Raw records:
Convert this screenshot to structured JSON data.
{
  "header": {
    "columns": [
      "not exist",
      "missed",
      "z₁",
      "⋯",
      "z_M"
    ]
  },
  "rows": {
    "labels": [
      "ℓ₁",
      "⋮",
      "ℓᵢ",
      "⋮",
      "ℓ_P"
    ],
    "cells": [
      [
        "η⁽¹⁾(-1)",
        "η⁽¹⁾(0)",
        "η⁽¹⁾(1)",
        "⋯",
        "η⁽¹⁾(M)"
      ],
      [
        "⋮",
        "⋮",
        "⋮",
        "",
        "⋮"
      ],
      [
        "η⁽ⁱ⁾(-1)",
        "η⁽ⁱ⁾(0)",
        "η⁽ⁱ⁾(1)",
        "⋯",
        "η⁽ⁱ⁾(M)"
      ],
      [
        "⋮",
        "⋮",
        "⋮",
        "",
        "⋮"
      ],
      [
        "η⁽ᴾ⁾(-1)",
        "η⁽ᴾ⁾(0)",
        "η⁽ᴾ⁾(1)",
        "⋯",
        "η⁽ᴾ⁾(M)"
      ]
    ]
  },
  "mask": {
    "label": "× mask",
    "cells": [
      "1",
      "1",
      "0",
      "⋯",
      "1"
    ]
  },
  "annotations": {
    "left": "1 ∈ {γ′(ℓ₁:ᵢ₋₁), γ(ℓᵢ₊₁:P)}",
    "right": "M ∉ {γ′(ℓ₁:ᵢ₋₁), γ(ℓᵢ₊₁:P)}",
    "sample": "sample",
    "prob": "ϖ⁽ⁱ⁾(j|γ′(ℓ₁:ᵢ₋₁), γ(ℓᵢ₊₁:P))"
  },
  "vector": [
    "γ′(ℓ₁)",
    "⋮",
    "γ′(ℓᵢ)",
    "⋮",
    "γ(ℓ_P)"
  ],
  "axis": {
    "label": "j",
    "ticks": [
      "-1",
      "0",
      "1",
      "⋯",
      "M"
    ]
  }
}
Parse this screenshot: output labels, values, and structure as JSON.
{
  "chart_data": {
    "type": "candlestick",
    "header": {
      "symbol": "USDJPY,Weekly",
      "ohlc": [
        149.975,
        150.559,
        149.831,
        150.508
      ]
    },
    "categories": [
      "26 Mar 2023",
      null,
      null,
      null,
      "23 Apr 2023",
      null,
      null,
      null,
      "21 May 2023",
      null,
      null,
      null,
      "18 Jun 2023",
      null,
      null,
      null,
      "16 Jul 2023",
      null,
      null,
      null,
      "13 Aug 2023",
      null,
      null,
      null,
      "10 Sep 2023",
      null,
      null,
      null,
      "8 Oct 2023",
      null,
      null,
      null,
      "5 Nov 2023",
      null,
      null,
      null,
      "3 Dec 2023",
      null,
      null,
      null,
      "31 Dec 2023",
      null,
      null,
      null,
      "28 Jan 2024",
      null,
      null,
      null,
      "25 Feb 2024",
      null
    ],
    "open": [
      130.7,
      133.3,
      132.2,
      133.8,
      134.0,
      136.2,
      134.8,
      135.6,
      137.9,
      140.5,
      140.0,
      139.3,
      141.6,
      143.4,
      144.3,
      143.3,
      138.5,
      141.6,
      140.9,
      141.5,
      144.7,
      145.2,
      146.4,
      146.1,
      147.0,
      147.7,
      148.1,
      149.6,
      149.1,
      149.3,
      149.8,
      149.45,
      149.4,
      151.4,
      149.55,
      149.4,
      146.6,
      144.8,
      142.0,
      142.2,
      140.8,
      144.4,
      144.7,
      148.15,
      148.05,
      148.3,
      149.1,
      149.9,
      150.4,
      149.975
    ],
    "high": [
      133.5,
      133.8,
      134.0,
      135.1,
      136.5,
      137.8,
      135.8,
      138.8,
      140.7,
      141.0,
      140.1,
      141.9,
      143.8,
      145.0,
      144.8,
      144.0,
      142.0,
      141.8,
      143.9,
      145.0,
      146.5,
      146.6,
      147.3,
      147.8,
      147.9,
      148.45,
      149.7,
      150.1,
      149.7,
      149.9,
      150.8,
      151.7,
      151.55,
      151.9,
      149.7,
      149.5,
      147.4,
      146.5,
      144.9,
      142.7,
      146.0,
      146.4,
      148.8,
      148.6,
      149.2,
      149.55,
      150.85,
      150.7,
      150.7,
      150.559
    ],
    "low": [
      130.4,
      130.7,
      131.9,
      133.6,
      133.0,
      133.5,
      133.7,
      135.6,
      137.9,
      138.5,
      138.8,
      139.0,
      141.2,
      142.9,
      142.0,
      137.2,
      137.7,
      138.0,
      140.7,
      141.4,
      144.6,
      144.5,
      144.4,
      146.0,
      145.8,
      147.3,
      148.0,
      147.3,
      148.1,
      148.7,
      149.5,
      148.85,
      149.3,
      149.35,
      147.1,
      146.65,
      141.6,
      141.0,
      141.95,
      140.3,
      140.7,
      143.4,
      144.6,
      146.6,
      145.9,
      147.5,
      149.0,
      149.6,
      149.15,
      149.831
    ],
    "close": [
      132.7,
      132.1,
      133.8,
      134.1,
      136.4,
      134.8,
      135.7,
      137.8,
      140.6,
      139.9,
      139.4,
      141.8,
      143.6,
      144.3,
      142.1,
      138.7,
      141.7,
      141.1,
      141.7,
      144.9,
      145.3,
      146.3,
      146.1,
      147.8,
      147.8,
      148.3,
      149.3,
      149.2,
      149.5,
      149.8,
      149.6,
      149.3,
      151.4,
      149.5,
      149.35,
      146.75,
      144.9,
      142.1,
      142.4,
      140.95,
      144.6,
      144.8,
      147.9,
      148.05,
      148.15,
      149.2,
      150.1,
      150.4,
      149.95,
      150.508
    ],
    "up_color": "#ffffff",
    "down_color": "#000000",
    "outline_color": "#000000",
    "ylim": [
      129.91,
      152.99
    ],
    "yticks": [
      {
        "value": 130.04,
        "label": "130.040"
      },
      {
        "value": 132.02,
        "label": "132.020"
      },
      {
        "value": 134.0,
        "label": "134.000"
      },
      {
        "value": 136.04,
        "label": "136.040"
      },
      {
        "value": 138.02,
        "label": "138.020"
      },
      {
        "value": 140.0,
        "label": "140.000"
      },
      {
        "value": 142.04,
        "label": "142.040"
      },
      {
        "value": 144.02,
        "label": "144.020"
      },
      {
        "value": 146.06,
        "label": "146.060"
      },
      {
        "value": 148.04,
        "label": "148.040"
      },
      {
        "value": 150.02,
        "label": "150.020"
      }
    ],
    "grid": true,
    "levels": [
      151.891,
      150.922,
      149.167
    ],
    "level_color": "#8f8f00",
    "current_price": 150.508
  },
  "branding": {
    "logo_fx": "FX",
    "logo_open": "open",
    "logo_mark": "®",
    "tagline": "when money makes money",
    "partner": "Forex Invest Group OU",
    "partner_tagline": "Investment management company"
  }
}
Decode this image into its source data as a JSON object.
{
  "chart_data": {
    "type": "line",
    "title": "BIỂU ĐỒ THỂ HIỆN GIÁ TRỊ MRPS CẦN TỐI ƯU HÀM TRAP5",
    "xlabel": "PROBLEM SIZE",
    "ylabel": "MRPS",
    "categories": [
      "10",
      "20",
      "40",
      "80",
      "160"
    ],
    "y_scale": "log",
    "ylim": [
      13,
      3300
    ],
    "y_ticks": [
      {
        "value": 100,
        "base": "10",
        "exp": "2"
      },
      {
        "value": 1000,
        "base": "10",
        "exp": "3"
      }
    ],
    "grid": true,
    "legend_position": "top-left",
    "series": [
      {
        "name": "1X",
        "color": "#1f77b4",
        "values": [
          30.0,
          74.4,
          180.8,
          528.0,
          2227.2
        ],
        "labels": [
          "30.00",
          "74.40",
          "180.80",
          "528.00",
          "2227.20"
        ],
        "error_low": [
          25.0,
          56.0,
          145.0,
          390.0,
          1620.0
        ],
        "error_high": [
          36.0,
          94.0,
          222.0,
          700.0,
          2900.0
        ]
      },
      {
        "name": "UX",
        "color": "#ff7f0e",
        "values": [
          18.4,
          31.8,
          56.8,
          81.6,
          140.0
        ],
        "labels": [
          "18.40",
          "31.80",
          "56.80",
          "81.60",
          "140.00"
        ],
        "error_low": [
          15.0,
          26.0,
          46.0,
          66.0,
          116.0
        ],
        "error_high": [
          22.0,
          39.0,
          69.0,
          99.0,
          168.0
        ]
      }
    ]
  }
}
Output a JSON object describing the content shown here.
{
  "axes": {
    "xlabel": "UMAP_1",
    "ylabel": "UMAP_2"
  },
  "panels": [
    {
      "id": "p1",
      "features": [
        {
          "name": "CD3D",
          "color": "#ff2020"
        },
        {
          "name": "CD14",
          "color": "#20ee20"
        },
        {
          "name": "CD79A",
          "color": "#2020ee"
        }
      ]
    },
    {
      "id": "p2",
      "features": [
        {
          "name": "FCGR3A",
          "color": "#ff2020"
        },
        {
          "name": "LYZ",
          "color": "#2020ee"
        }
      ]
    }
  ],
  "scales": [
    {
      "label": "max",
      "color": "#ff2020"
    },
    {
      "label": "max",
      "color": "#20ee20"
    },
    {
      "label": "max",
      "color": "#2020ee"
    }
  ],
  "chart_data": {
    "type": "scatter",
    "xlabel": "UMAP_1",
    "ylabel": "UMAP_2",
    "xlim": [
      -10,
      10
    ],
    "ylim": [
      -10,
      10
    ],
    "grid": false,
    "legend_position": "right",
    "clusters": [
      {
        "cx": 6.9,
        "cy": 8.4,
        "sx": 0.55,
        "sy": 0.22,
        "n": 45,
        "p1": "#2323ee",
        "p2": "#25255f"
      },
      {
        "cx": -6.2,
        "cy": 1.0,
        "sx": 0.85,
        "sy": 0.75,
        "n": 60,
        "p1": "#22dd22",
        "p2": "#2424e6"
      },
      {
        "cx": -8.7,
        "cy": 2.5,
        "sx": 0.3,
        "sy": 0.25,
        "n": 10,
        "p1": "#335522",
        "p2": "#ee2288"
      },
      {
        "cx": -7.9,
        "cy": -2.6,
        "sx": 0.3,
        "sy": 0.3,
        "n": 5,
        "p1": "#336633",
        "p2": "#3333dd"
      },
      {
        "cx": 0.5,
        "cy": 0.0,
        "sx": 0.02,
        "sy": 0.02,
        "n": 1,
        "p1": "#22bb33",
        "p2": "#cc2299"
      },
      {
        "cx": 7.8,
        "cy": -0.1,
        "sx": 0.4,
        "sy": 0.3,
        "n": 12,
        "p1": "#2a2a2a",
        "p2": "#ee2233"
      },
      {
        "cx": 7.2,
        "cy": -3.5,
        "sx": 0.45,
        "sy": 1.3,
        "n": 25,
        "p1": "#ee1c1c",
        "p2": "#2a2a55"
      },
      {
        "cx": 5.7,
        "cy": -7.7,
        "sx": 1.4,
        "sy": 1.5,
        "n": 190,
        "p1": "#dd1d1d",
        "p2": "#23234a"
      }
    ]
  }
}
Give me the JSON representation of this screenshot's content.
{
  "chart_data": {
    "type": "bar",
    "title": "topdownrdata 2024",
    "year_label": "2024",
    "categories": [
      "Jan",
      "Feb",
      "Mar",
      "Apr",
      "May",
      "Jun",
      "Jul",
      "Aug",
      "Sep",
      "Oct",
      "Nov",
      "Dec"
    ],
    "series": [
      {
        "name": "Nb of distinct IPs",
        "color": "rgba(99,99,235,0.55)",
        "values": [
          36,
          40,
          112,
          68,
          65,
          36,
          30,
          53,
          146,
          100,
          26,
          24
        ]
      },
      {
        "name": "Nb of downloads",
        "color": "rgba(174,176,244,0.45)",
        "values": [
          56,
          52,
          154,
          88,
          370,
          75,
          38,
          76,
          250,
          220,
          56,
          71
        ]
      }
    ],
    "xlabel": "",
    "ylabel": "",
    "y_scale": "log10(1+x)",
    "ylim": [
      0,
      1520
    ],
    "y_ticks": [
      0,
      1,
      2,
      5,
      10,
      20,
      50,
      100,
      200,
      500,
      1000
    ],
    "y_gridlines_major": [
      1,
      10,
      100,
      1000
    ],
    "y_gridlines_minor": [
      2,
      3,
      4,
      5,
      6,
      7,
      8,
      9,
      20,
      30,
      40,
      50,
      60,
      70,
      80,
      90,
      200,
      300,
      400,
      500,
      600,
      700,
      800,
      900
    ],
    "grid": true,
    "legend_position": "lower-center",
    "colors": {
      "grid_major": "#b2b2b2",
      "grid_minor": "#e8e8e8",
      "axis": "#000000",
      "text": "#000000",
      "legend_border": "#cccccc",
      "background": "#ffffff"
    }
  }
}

## Exercise
From the records above, work out how many lines contain the string "this". Give only the number.

## Result of the task
4